Exercise ::
Tally every line of the listing where the string "pagável" is found, and state the total alone.

______

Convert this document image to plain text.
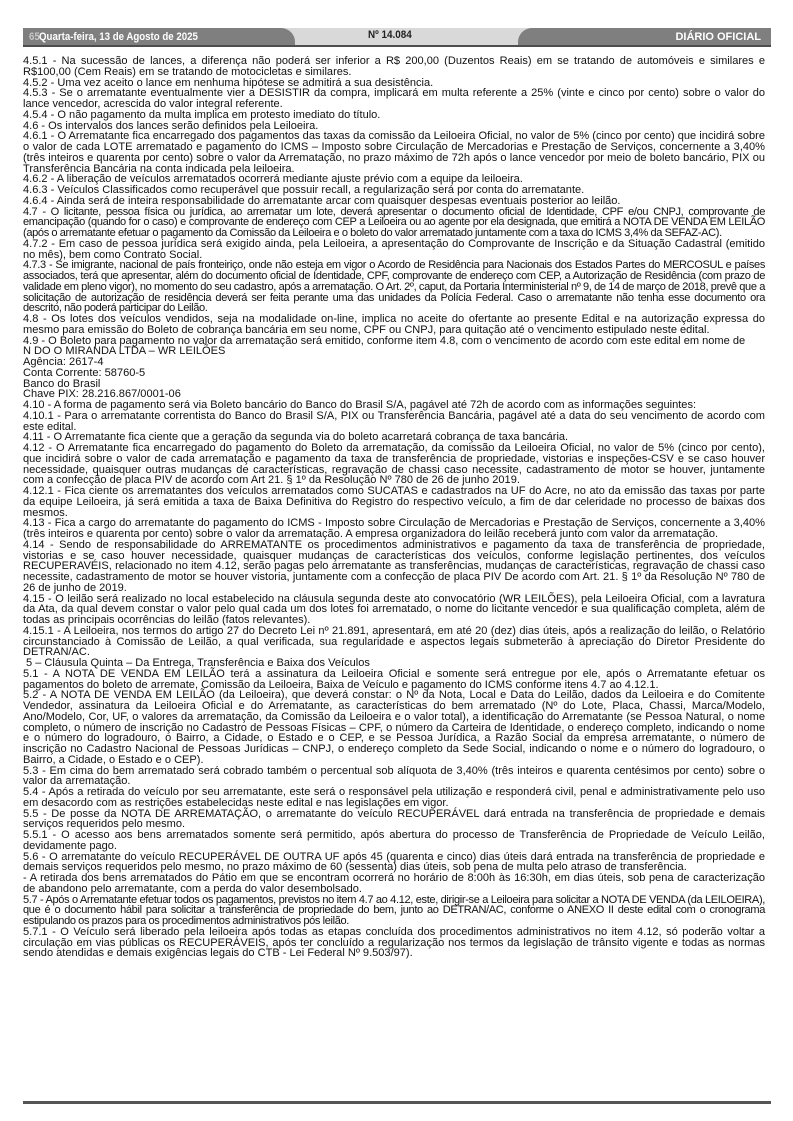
65 Quarta-feira, 13 de Agosto de 2025	Nº 14.084	DIÁRIO OFICIAL

4.5.1 - Na sucessão de lances, a diferença não poderá ser inferior a R$ 200,00 (Duzentos Reais) em se tratando de automóveis e similares e R$100,00 (Cem Reais) em se tratando de motocicletas e similares.

4.5.2 - Uma vez aceito o lance em nenhuma hipótese se admitirá a sua desistência.

4.5.3 - Se o arrematante eventualmente vier a DESISTIR da compra, implicará em multa referente a 25% (vinte e cinco por cento) sobre o valor do lance vencedor, acrescida do valor integral referente.

4.5.4 - O não pagamento da multa implica em protesto imediato do título.

4.6 - Os intervalos dos lances serão definidos pela Leiloeira.

4.6.1 - O Arrematante fica encarregado dos pagamentos das taxas da comissão da Leiloeira Oficial, no valor de 5% (cinco por cento) que incidirá sobre o valor de cada LOTE arrematado e pagamento do ICMS – Imposto sobre Circulação de Mercadorias e Prestação de Serviços, concernente a 3,40% (três inteiros e quarenta por cento) sobre o valor da Arrematação, no prazo máximo de 72h após o lance vencedor por meio de boleto bancário, PIX ou Transferência Bancária na conta indicada pela leiloeira.

4.6.2 - A liberação de veículos arrematados ocorrerá mediante ajuste prévio com a equipe da leiloeira.

4.6.3 - Veículos Classificados como recuperável que possuir recall, a regularização será por conta do arrematante.

4.6.4 - Ainda será de inteira responsabilidade do arrematante arcar com quaisquer despesas eventuais posterior ao leilão.

4.7 - O licitante, pessoa física ou jurídica, ao arrematar um lote, deverá apresentar o documento oficial de Identidade, CPF e/ou CNPJ, comprovante de emancipação (quando for o caso) e comprovante de endereço com CEP a Leiloeira ou ao agente por ela designada, que emitirá a NOTA DE VENDA EM LEILÃO (após o arrematante efetuar o pagamento da Comissão da Leiloeira e o boleto do valor arrematado juntamente com a taxa do ICMS 3,4% da SEFAZ-AC).

4.7.2 - Em caso de pessoa jurídica será exigido ainda, pela Leiloeira, a apresentação do Comprovante de Inscrição e da Situação Cadastral (emitido no mês), bem como Contrato Social.

4.7.3 - Se imigrante, nacional de país fronteiriço, onde não esteja em vigor o Acordo de Residência para Nacionais dos Estados Partes do MERCOSUL e países associados, terá que apresentar, além do documento oficial de Identidade, CPF, comprovante de endereço com CEP, a Autorização de Residência (com prazo de validade em pleno vigor), no momento do seu cadastro, após a arrematação. O Art. 2º, caput, da Portaria Interministerial nº 9, de 14 de março de 2018, prevê que a solicitação de autorização de residência deverá ser feita perante uma das unidades da Polícia Federal. Caso o arrematante não tenha esse documento ora descrito, não poderá participar do Leilão.

4.8 - Os lotes dos veículos vendidos, seja na modalidade on-line, implica no aceite do ofertante ao presente Edital e na autorização expressa do mesmo para emissão do Boleto de cobrança bancária em seu nome, CPF ou CNPJ, para quitação até o vencimento estipulado neste edital.

4.9 - O Boleto para pagamento no valor da arrematação será emitido, conforme item 4.8, com o vencimento de acordo com este edital em nome de

N DO O MIRANDA LTDA – WR LEILÕES

Agência: 2617-4

Conta Corrente: 58760-5

Banco do Brasil

Chave PIX: 28.216.867/0001-06

4.10 - A forma de pagamento será via Boleto bancário do Banco do Brasil S/A, pagável até 72h de acordo com as informações seguintes:

4.10.1 - Para o arrematante correntista do Banco do Brasil S/A, PIX ou Transferência Bancária, pagável até a data do seu vencimento de acordo com este edital.

4.11 - O Arrematante fica ciente que a geração da segunda via do boleto acarretará cobrança de taxa bancária.

4.12 - O Arrematante fica encarregado do pagamento do Boleto da arrematação, da comissão da Leiloeira Oficial, no valor de 5% (cinco por cento), que incidirá sobre o valor de cada arrematação e pagamento da taxa de transferência de propriedade, vistorias e inspeções-CSV e se caso houver necessidade, quaisquer outras mudanças de características, regravação de chassi caso necessite, cadastramento de motor se houver, juntamente com a confecção de placa PIV de acordo com Art 21. § 1º da Resolução Nº 780 de 26 de junho 2019.

4.12.1 - Fica ciente os arrematantes dos veículos arrematados como SUCATAS e cadastrados na UF do Acre, no ato da emissão das taxas por parte da equipe Leiloeira, já será emitida a taxa de Baixa Definitiva do Registro do respectivo veículo, a fim de dar celeridade no processo de baixas dos mesmos.

4.13 - Fica a cargo do arrematante do pagamento do ICMS - Imposto sobre Circulação de Mercadorias e Prestação de Serviços, concernente a 3,40% (três inteiros e quarenta por cento) sobre o valor da arrematação. A empresa organizadora do leilão receberá junto com valor da arrematação.

4.14 - Sendo de responsabilidade do ARREMATANTE os procedimentos administrativos e pagamento da taxa de transferência de propriedade, vistorias e se caso houver necessidade, quaisquer mudanças de características dos veículos, conforme legislação pertinentes, dos veículos RECUPERAVÉIS, relacionado no item 4.12, serão pagas pelo arrematante as transferências, mudanças de características, regravação de chassi caso necessite, cadastramento de motor se houver vistoria, juntamente com a confecção de placa PIV De acordo com Art. 21. § 1º da Resolução Nº 780 de 26 de junho de 2019.

4.15 - O leilão será realizado no local estabelecido na cláusula segunda deste ato convocatório (WR LEILÕES), pela Leiloeira Oficial, com a lavratura da Ata, da qual devem constar o valor pelo qual cada um dos lotes foi arrematado, o nome do licitante vencedor e sua qualificação completa, além de todas as principais ocorrências do leilão (fatos relevantes).

4.15.1 - A Leiloeira, nos termos do artigo 27 do Decreto Lei nº 21.891, apresentará, em até 20 (dez) dias úteis, após a realização do leilão, o Relatório circunstanciado à Comissão de Leilão, a qual verificada, sua regularidade e aspectos legais submeterão à apreciação do Diretor Presidente do DETRAN/AC.

5 – Cláusula Quinta – Da Entrega, Transferência e Baixa dos Veículos

5.1 - A NOTA DE VENDA EM LEILÃO terá a assinatura da Leiloeira Oficial e somente será entregue por ele, após o Arrematante efetuar os pagamentos do boleto de arremate, Comissão da Leiloeira, Baixa de Veículo e pagamento do ICMS conforme itens 4.7 ao 4.12.1.

5.2 - A NOTA DE VENDA EM LEILÃO (da Leiloeira), que deverá constar: o Nº da Nota, Local e Data do Leilão, dados da Leiloeira e do Comitente Vendedor, assinatura da Leiloeira Oficial e do Arrematante, as características do bem arrematado (Nº do Lote, Placa, Chassi, Marca/Modelo, Ano/Modelo, Cor, UF, o valores da arrematação, da Comissão da Leiloeira e o valor total), a identificação do Arrematante (se Pessoa Natural, o nome completo, o número de inscrição no Cadastro de Pessoas Físicas – CPF, o número da Carteira de Identidade, o endereço completo, indicando o nome e o número do logradouro, o Bairro, a Cidade, o Estado e o CEP, e se Pessoa Jurídica, a Razão Social da empresa arrematante, o número de inscrição no Cadastro Nacional de Pessoas Jurídicas – CNPJ, o endereço completo da Sede Social, indicando o nome e o número do logradouro, o Bairro, a Cidade, o Estado e o CEP).

5.3 - Em cima do bem arrematado será cobrado também o percentual sob alíquota de 3,40% (três inteiros e quarenta centésimos por cento) sobre o valor da arrematação.

5.4 - Após a retirada do veículo por seu arrematante, este será o responsável pela utilização e responderá civil, penal e administrativamente pelo uso em desacordo com as restrições estabelecidas neste edital e nas legislações em vigor.

5.5 - De posse da NOTA DE ARREMATAÇÃO, o arrematante do veículo RECUPERÁVEL dará entrada na transferência de propriedade e demais serviços requeridos pelo mesmo.

5.5.1 - O acesso aos bens arrematados somente será permitido, após abertura do processo de Transferência de Propriedade de Veículo Leilão, devidamente pago.

5.6 - O arrematante do veículo RECUPERÁVEL DE OUTRA UF após 45 (quarenta e cinco) dias úteis dará entrada na transferência de propriedade e demais serviços requeridos pelo mesmo, no prazo máximo de 60 (sessenta) dias úteis, sob pena de multa pelo atraso de transferência.

- A retirada dos bens arrematados do Pátio em que se encontram ocorrerá no horário de 8:00h às 16:30h, em dias úteis, sob pena de caracterização de abandono pelo arrematante, com a perda do valor desembolsado.

5.7 - Após o Arrematante efetuar todos os pagamentos, previstos no item 4.7 ao 4.12, este, dirigir-se a Leiloeira para solicitar a NOTA DE VENDA (da LEILOEIRA), que é o documento hábil para solicitar a transferência de propriedade do bem, junto ao DETRAN/AC, conforme o ANEXO II deste edital com o cronograma estipulando os prazos para os procedimentos administrativos pós leilão.

5.7.1 - O Veículo será liberado pela leiloeira após todas as etapas concluída dos procedimentos administrativos no item 4.12, só poderão voltar a circulação em vias públicas os RECUPERÁVEIS, após ter concluído a regularização nos termos da legislação de trânsito vigente e todas as normas sendo atendidas e demais exigências legais do CTB - Lei Federal Nº 9.503/97).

______

Answer to the problem ::
2